[Information supplied]
--- START ---
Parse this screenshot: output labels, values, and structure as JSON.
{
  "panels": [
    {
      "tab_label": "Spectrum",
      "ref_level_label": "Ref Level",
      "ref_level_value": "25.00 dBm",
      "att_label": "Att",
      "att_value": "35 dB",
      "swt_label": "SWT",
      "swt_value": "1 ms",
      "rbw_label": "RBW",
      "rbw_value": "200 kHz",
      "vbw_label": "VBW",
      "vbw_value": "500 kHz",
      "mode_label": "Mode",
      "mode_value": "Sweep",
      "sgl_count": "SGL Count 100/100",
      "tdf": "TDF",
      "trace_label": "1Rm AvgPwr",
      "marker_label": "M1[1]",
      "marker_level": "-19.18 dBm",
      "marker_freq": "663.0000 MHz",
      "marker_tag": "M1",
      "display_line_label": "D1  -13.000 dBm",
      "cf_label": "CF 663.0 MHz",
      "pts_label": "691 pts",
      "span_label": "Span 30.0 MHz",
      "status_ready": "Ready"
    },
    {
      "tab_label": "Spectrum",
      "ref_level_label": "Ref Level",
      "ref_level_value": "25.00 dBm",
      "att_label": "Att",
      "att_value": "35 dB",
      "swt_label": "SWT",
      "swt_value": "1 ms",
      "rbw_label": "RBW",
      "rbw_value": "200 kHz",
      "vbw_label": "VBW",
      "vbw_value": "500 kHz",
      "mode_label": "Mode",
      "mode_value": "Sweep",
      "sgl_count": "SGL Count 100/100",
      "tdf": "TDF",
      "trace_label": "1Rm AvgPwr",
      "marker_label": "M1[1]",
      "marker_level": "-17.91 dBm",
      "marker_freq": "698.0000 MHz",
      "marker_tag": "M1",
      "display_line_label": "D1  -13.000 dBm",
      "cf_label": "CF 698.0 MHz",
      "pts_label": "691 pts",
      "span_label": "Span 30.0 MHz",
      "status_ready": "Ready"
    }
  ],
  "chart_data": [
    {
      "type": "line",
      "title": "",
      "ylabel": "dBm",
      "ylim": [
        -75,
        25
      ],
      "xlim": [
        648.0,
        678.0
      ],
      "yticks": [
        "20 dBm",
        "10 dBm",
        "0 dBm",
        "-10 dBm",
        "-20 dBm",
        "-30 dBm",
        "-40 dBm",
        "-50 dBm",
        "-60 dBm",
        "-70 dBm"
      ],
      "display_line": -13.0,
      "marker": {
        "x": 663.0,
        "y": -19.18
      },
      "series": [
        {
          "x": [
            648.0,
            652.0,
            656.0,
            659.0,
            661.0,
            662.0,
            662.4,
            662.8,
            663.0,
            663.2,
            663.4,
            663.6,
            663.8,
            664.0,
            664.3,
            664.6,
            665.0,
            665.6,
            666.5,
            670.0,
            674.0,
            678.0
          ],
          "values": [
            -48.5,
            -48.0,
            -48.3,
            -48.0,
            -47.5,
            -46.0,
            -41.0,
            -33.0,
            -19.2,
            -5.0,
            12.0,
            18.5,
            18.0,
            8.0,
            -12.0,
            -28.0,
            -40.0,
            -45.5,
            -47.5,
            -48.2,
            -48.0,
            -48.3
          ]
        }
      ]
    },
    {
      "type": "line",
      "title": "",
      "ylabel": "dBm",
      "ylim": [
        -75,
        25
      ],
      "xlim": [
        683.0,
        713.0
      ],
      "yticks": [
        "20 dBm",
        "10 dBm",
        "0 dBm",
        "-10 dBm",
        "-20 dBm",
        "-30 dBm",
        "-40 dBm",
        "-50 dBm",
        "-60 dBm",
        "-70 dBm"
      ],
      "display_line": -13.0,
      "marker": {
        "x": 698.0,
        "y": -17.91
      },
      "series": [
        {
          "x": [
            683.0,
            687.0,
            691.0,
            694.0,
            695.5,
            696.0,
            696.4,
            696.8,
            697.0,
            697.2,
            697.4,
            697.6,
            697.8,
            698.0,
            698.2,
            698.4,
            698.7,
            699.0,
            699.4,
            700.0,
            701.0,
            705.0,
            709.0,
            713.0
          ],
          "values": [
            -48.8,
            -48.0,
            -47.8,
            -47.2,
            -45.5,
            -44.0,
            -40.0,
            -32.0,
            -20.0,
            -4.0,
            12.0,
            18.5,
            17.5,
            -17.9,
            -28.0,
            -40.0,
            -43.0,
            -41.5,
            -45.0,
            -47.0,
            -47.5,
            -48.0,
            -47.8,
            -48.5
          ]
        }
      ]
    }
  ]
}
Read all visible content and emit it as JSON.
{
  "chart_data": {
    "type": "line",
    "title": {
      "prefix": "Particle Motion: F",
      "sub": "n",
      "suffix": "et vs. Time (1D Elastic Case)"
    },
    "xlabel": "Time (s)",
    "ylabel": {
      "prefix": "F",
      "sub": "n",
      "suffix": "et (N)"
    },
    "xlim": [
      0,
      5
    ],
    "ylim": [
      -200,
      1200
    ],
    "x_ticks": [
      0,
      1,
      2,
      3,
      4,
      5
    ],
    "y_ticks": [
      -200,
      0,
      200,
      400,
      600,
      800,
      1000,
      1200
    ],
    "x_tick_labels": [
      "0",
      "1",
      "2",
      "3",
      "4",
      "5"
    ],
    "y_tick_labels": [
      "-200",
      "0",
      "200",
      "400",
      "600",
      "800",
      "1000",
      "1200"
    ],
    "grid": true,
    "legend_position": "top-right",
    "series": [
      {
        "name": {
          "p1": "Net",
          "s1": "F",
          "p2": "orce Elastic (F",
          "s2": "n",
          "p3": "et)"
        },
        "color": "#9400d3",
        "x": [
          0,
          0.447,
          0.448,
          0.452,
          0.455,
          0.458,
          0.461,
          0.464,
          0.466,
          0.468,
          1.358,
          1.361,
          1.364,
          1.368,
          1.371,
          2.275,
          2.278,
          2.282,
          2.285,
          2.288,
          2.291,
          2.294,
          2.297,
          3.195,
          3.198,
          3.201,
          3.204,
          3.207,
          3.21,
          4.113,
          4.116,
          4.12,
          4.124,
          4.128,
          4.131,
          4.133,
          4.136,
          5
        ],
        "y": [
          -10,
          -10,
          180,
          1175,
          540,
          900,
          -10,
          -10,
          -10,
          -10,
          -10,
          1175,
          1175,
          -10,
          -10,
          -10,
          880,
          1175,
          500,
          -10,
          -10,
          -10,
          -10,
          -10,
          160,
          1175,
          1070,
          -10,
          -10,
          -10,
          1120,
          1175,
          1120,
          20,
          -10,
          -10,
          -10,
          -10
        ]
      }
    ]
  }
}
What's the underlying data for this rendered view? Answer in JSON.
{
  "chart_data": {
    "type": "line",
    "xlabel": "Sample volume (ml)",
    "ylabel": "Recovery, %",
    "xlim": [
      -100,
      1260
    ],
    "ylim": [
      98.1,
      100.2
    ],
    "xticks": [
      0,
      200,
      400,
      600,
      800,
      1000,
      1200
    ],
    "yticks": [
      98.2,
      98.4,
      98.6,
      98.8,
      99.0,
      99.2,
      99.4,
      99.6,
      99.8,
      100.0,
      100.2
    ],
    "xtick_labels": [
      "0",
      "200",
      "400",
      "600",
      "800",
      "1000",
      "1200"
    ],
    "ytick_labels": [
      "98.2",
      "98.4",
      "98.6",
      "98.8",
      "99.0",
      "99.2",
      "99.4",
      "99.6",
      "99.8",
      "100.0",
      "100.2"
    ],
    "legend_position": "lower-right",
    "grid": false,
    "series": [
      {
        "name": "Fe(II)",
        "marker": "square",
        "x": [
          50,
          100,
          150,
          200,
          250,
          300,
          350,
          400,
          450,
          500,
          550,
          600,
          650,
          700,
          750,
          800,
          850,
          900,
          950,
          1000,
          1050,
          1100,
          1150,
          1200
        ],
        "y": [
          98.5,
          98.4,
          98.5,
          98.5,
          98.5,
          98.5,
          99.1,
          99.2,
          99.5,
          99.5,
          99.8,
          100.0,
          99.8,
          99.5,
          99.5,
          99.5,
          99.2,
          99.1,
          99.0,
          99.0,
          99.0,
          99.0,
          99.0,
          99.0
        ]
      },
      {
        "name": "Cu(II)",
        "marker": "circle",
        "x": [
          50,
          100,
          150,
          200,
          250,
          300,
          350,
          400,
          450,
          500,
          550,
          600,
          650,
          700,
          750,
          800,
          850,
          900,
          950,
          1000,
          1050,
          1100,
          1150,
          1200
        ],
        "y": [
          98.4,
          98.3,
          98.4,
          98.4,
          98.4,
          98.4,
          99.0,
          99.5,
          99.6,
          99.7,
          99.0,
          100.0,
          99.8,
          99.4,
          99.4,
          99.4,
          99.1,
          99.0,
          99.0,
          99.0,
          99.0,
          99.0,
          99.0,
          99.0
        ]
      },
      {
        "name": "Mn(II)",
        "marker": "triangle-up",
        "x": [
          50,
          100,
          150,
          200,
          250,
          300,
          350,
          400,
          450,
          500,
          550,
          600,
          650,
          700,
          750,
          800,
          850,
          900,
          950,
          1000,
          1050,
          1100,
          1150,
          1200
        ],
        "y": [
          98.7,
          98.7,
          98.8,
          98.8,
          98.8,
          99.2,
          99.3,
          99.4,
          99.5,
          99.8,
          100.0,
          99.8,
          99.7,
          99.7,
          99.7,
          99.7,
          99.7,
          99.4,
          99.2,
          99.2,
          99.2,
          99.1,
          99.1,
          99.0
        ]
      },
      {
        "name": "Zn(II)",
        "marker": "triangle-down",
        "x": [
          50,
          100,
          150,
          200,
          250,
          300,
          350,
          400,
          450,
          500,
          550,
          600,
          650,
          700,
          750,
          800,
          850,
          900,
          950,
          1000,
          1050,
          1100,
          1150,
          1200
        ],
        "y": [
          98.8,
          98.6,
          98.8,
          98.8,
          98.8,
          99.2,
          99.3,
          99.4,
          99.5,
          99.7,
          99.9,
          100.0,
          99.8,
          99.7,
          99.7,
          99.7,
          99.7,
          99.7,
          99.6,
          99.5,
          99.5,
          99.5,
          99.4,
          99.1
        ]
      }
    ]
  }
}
--- END ---
[Your instructions]
Give nothing but the number of lines containing the string "right".

[Worked answer]
2